■ Exercise prompt
Identify and pull out each line of the entries in which "scienza" occurs.

■ Excerpted records
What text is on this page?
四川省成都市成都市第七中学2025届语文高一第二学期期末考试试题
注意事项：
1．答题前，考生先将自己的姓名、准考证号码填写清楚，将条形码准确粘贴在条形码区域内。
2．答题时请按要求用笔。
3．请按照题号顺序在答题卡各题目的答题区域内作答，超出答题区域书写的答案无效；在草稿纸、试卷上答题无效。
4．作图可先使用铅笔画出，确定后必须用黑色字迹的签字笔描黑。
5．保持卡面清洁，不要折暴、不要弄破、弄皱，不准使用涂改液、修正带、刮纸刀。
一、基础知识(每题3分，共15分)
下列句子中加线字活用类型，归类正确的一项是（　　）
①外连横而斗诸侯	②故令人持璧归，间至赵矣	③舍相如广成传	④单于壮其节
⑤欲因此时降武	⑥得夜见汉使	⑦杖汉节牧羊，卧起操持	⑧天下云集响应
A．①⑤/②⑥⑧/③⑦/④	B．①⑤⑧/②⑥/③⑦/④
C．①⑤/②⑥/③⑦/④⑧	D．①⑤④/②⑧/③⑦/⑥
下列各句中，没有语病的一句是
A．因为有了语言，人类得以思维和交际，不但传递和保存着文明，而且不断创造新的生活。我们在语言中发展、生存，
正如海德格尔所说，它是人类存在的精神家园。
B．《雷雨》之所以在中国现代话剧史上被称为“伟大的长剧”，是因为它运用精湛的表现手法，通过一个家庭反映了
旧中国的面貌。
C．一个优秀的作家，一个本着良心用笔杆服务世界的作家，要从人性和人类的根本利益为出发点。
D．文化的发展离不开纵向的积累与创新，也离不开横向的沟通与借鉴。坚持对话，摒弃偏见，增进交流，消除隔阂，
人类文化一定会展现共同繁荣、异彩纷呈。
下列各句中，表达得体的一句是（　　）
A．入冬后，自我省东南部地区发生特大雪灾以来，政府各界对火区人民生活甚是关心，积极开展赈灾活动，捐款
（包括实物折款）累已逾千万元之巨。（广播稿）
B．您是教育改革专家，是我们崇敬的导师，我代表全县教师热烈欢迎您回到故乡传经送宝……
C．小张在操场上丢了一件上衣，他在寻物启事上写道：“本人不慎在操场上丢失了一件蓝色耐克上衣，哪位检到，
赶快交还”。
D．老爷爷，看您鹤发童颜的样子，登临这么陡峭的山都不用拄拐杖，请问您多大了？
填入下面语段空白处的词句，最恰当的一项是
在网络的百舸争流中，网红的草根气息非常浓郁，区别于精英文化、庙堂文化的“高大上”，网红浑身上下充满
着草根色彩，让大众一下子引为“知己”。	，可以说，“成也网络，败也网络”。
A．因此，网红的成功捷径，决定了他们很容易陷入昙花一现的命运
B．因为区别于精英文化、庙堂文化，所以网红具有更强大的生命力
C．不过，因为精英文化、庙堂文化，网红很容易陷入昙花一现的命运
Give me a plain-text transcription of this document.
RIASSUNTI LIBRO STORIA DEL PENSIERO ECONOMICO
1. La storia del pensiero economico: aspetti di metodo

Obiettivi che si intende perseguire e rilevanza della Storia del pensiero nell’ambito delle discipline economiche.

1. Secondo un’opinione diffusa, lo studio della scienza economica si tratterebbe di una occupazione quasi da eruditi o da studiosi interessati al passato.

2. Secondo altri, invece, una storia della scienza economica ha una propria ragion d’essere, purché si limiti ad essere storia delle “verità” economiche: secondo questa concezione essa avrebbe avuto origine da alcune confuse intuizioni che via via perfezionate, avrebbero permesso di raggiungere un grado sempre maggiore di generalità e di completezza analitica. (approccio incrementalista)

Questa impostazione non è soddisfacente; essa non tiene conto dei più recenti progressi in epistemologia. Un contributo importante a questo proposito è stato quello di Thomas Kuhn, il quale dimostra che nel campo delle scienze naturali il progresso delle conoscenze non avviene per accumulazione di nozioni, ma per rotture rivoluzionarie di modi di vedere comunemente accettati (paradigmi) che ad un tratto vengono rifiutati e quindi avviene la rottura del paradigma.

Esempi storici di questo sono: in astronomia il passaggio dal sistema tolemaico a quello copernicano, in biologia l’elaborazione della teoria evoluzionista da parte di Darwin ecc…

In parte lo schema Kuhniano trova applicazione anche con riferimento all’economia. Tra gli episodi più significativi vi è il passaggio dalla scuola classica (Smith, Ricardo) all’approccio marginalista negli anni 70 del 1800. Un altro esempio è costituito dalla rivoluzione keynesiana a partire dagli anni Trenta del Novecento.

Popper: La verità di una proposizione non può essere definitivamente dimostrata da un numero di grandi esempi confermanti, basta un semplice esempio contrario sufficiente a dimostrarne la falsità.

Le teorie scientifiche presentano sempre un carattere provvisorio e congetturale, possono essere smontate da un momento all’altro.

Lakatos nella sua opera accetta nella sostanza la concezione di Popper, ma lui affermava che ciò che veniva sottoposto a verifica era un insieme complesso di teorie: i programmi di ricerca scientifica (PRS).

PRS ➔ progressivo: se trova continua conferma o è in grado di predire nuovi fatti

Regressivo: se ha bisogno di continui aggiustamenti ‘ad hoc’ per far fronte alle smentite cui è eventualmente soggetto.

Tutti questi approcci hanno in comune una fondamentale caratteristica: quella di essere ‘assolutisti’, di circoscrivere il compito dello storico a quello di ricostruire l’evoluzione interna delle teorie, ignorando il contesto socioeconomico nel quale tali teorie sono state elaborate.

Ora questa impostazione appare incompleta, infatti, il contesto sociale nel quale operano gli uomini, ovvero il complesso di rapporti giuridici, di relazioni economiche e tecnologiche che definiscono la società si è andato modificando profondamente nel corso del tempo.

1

■ Result
1. Secondo un’opinione diffusa, lo studio della scienza economica si tratterebbe di una occupazione quasi da eruditi o da studiosi interessati al passato.
2. Secondo altri, invece, una storia della scienza economica ha una propria ragion d’essere, purché si limiti ad essere storia delle “verità” economiche: secondo questa concezione essa avrebbe avuto origine da alcune confuse intuizioni che via via perfezionate, avrebbero permesso di raggiungere un grado sempre maggiore di generalità e di completezza analitica. (approccio incrementalista)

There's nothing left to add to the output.